- _TEXTO PARA LEITURA_
'''

Separação de fato cessa impedimento para fluência do prazo da usucapião entre cônjuges

Separação de fato cessa impedimento para fluência do prazo da usucapião entre cônjuges

A Terceira Turma do Superior Tribunal de Justiça (STJ) decidiu que a separação de fato de um casal é suficiente para fazer cessar a causa impeditiva da fluência do prazo necessário ao reconhecimento da usucapião entre cônjuges.

Com esse entendimento, o colegiado deu provimento ao recurso de uma mulher que ajuizou, em 2014, ação de usucapião do imóvel no qual residia com o marido até a separação de fato, em 2009, quando ele deixou o lar. Segundo o processo, os dois se casaram em 1986 e passaram a morar na propriedade adquirida por ele em 1985.

A autora da ação pediu o reconhecimento da usucapião familiar (artigo 1.240-A do Código Civil) ou, subsidiariamente, da usucapião especial urbana (artigo 1.240 do CC).

'''

- _INFORMAÇÕES FORNECIDAS_
'''

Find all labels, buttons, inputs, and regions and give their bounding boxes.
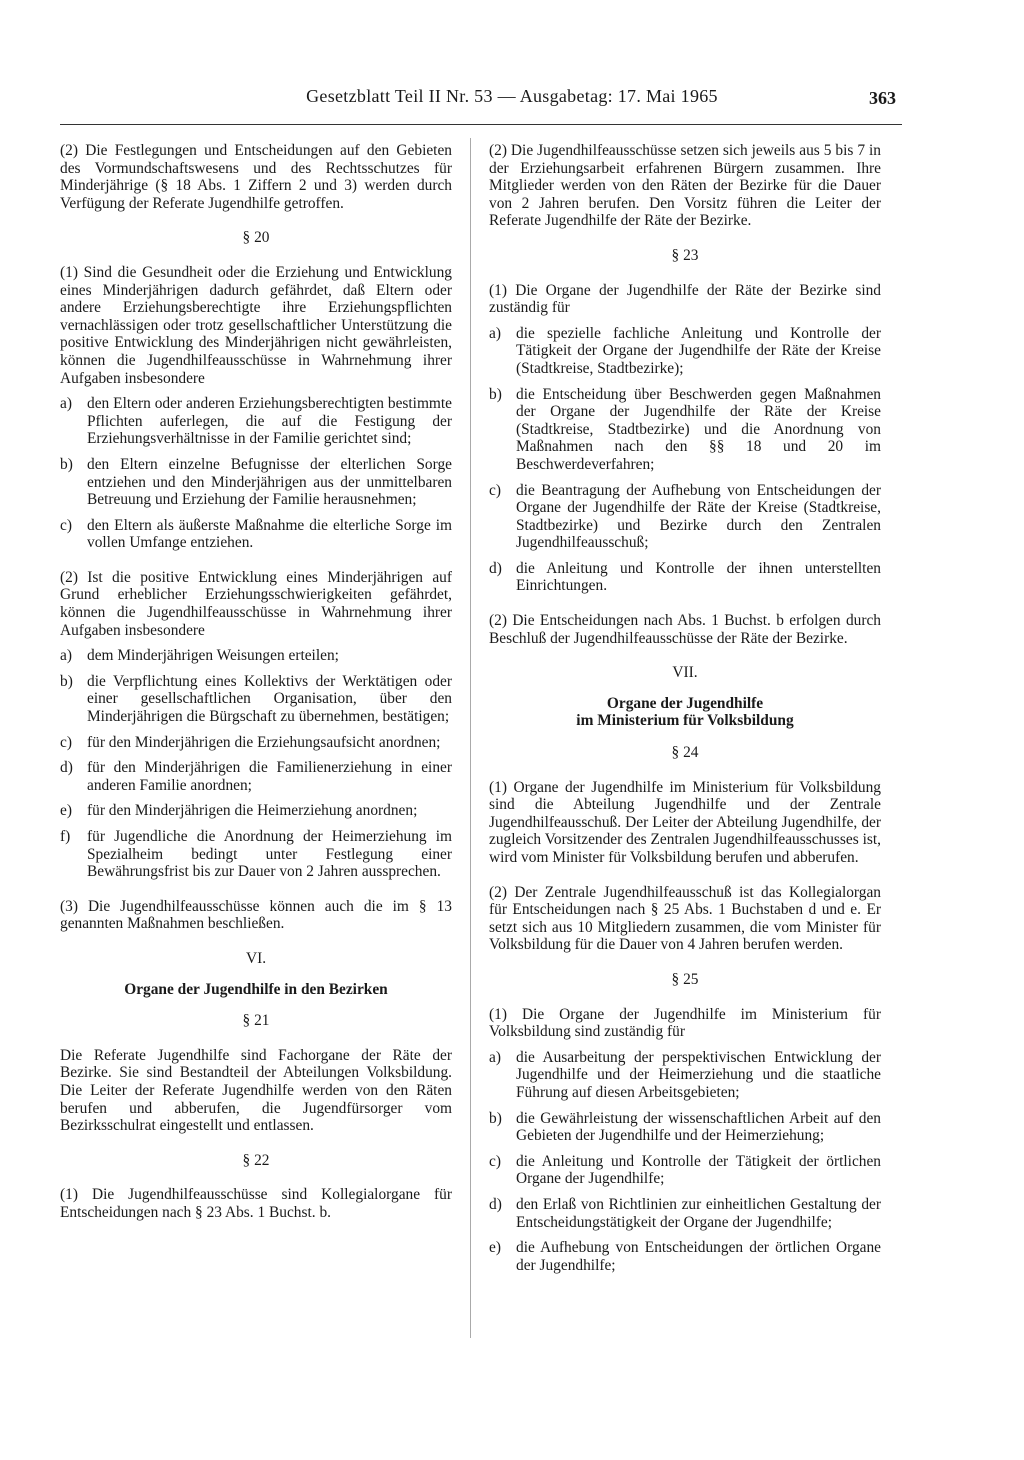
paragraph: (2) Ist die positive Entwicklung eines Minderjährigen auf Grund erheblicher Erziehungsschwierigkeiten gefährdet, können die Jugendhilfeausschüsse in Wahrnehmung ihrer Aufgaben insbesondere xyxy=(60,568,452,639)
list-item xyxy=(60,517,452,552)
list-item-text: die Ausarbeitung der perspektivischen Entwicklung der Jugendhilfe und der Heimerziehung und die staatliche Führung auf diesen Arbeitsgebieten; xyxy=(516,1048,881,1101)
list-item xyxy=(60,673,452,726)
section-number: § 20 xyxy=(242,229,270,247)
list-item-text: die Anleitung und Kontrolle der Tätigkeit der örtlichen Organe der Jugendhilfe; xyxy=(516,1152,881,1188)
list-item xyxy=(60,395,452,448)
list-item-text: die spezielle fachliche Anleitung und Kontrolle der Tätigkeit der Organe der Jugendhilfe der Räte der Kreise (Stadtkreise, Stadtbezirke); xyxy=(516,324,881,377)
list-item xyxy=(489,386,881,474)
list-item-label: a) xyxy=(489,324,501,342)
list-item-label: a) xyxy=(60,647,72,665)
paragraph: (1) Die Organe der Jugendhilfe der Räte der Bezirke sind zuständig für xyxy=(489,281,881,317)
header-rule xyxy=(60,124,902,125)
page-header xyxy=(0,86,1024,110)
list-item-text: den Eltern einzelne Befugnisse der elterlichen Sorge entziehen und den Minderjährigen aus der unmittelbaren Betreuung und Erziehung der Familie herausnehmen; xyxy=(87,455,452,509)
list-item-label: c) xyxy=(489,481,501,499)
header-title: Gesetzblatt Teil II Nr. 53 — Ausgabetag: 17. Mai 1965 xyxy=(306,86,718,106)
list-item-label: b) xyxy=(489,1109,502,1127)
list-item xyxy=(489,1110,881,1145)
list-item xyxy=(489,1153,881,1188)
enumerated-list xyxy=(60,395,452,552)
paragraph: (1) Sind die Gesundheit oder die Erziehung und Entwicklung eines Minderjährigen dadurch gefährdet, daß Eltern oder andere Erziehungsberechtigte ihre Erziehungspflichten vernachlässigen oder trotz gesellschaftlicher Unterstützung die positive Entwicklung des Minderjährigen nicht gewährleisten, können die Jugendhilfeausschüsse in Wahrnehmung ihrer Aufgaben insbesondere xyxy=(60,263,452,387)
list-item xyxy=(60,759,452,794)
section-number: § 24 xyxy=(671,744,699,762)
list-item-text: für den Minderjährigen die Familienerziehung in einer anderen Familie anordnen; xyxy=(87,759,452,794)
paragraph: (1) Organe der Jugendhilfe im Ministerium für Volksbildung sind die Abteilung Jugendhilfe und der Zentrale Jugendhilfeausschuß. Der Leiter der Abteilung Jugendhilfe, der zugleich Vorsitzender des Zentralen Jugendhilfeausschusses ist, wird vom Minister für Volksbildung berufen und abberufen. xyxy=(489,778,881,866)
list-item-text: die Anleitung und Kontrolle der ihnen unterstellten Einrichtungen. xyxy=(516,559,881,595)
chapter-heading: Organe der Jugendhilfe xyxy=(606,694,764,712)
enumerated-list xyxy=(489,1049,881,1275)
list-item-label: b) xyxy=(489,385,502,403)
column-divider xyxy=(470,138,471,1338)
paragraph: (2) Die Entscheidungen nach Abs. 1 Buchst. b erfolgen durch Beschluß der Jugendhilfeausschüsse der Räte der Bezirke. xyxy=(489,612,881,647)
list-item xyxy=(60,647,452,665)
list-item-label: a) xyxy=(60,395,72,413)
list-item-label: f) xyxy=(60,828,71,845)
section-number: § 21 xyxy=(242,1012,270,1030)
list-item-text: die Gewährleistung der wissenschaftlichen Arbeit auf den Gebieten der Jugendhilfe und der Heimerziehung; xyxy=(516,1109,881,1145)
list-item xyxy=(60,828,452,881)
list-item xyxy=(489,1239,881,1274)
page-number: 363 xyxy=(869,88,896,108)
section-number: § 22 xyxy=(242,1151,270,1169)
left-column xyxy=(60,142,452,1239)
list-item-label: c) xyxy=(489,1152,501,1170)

'''

- _TAREFAS A REALIZAR_
1. Reproduza fielmente, dos registros, as linhas que vão da que contém "paragraph: (2) Ist" até a que contém "enumerated-list xyxy=(60,395,452,552)", ambas incluídas.
2. Dê continuidade ao texto sobre a separação de fato e a usucapião entre cônjuges a partir do ponto em que ele termina.
O texto e os registros não têm nenhuma relação entre si.

- _TAREFAS RESOLVIDAS_
1.
paragraph: (2) Ist die positive Entwicklung eines Minderjährigen auf Grund erheblicher Erziehungsschwierigkeiten gefährdet, können die Jugendhilfeausschüsse in Wahrnehmung ihrer Aufgaben insbesondere xyxy=(60,568,452,639)
list-item xyxy=(60,517,452,552)
list-item-text: die Ausarbeitung der perspektivischen Entwicklung der Jugendhilfe und der Heimerziehung und die staatliche Führung auf diesen Arbeitsgebieten; xyxy=(516,1048,881,1101)
list-item xyxy=(60,673,452,726)
section-number: § 20 xyxy=(242,229,270,247)
list-item-text: die Anleitung und Kontrolle der Tätigkeit der örtlichen Organe der Jugendhilfe; xyxy=(516,1152,881,1188)
list-item xyxy=(60,395,452,448)
list-item-text: die spezielle fachliche Anleitung und Kontrolle der Tätigkeit der Organe der Jugendhilfe der Räte der Kreise (Stadtkreise, Stadtbezirke); xyxy=(516,324,881,377)
list-item xyxy=(489,386,881,474)
list-item-label: a) xyxy=(489,324,501,342)
list-item-label: a) xyxy=(60,647,72,665)
paragraph: (1) Die Organe der Jugendhilfe der Räte der Bezirke sind zuständig für xyxy=(489,281,881,317)
header-rule xyxy=(60,124,902,125)
page-header xyxy=(0,86,1024,110)
list-item-text: den Eltern einzelne Befugnisse der elterlichen Sorge entziehen und den Minderjährigen aus der unmittelbaren Betreuung und Erziehung der Familie herausnehmen; xyxy=(87,455,452,509)
list-item-label: c) xyxy=(489,481,501,499)
header-title: Gesetzblatt Teil II Nr. 53 — Ausgabetag: 17. Mai 1965 xyxy=(306,86,718,106)
list-item-label: b) xyxy=(489,1109,502,1127)
list-item xyxy=(489,1110,881,1145)
list-item xyxy=(489,1153,881,1188)
enumerated-list xyxy=(60,395,452,552)

2.
Para o Tribunal de Justiça de Minas Gerais (TJMG), a usucapião familiar não seria possível, já que não havia copropriedade do casal sobre o imóvel; e a usucapião especial urbana também não, pois o prazo de cinco anos exigido pelo CC não poderia ser contado a partir da separação de fato, mas apenas da separação judicial ou do divórcio, como previsto expressamente na lei.

No recurso especial, a autora questionou exclusivamente a decisão do TJMG em relação à usucapião especial urbana.

Fluência da prescrição

A relatora do recurso no STJ, ministra Nancy Andrighi, explicou que o Código Civil prevê duas espécies distintas de prescrição: a extintiva, relacionada ao escoamento do prazo para pedir em juízo a reparação de um direito violado (artigos 189 a 206), e a aquisitiva, relacionada à forma de aquisição da propriedade pela usucapião.

Com base em ensinamentos doutrinários, a ministra ressaltou que o impedimento ao cômputo da prescrição entre cônjuges – previsto no artigo 197, inciso I, do CC –, embora situado no capítulo das prescrições extintivas, também se aplica à prescrição aquisitiva, ou seja, à usucapião.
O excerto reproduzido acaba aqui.